Objective: Pull out every line in the data that has the string "night" in it.

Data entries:
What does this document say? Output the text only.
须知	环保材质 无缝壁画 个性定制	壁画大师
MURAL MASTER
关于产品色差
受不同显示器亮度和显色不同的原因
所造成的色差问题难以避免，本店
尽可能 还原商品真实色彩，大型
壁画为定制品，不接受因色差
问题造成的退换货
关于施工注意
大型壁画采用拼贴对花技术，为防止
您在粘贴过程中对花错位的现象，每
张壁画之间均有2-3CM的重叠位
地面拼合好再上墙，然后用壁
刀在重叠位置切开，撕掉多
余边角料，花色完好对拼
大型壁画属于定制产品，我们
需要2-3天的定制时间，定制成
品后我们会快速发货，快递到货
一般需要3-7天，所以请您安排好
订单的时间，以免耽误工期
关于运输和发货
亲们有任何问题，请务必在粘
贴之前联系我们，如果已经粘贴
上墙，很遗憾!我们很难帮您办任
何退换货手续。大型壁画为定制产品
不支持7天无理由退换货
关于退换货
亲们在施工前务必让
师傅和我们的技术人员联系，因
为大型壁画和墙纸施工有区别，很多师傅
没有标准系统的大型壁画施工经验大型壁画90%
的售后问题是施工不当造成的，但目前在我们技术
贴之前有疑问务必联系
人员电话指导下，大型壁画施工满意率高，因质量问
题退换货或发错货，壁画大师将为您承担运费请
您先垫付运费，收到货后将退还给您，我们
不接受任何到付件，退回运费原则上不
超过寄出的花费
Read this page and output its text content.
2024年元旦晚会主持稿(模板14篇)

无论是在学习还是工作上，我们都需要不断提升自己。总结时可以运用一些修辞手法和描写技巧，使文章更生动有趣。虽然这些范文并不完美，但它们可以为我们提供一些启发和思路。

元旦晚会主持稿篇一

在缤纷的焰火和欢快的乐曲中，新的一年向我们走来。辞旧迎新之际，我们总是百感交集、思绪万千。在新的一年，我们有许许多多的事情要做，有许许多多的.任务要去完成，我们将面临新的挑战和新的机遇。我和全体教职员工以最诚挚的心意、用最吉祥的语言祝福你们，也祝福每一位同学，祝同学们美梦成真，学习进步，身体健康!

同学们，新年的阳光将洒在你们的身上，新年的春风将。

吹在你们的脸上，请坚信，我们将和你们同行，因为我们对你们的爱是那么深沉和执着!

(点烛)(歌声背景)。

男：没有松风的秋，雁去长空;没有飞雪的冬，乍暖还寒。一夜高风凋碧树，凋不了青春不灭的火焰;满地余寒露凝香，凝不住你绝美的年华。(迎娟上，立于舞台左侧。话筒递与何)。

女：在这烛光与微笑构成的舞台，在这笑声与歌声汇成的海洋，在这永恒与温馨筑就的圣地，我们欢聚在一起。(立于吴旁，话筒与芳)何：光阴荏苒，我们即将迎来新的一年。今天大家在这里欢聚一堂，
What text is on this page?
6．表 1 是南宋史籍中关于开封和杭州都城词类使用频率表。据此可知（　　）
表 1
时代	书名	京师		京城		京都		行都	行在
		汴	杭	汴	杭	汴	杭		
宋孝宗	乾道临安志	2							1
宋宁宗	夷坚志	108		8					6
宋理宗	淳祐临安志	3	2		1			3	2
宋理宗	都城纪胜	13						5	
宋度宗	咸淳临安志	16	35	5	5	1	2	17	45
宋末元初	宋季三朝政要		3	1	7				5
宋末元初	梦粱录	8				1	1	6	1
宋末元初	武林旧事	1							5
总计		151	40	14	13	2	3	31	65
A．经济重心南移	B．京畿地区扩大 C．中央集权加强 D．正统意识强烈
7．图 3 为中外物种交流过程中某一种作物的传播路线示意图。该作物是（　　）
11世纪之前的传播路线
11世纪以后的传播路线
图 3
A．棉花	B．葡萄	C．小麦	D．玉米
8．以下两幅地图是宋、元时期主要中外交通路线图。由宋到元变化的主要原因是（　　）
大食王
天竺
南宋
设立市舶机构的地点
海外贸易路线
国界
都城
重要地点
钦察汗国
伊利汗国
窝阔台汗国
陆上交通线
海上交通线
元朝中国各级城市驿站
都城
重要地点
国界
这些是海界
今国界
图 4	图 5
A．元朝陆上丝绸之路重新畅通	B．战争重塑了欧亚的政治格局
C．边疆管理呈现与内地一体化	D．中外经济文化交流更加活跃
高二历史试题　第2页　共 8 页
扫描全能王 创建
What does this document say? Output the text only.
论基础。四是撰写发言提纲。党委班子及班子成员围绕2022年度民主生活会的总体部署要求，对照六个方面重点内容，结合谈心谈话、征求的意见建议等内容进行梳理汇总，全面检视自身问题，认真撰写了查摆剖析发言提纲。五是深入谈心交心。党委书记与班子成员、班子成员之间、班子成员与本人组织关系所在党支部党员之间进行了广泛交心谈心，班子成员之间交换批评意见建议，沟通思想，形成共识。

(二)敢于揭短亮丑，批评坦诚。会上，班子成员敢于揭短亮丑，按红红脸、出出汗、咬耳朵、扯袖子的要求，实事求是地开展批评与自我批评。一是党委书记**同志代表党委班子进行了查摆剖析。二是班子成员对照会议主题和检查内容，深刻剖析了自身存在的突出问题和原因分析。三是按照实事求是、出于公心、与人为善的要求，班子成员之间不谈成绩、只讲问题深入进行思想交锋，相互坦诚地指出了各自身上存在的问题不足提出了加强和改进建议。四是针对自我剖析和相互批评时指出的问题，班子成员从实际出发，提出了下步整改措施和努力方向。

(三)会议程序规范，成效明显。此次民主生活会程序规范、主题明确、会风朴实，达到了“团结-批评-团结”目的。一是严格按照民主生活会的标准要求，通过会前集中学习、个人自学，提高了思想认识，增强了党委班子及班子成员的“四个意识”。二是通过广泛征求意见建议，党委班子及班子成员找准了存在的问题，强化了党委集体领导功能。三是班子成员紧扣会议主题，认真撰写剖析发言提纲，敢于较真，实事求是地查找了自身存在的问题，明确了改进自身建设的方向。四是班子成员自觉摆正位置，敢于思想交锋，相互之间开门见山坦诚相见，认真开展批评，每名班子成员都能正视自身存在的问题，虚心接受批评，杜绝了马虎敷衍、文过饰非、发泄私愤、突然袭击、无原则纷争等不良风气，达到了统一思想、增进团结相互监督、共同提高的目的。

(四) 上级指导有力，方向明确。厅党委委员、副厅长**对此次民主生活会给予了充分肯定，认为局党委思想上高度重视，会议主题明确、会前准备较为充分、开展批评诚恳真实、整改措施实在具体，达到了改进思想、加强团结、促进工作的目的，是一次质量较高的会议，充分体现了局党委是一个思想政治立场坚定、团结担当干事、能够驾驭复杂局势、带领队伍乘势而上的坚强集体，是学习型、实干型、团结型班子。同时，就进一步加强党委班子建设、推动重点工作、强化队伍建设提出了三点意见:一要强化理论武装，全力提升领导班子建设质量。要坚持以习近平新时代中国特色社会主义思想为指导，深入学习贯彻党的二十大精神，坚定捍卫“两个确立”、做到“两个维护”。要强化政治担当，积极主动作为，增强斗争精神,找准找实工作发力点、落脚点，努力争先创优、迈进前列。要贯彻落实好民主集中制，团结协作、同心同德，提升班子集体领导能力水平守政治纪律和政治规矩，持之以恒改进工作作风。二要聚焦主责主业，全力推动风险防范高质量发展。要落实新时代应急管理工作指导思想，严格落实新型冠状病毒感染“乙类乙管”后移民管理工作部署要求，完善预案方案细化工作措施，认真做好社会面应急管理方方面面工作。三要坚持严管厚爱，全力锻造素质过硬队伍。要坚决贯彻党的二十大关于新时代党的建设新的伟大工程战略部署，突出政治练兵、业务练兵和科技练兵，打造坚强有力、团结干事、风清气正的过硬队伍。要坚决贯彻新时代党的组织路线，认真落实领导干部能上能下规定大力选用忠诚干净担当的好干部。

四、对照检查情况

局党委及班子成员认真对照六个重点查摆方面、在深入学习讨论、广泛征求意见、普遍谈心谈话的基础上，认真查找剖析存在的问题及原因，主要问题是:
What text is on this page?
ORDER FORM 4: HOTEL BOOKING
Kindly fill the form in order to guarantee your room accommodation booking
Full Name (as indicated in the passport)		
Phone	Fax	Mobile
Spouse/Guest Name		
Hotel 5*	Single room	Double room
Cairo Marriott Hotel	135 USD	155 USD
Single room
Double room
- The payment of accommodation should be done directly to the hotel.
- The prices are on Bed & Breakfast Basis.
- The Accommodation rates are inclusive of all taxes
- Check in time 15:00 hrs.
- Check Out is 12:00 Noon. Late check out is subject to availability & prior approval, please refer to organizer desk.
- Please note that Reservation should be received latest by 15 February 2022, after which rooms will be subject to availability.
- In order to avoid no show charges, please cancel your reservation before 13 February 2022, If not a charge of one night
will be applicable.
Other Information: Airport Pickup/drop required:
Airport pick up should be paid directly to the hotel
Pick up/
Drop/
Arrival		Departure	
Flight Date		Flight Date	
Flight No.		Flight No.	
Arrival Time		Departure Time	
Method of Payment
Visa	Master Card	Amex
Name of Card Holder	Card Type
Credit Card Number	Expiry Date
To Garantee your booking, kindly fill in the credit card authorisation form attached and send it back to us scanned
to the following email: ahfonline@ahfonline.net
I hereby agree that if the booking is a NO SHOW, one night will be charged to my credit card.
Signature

Exercise result:
- In order to avoid no show charges, please cancel your reservation before 13 February 2022, If not a charge of one night
I hereby agree that if the booking is a NO SHOW, one night will be charged to my credit card.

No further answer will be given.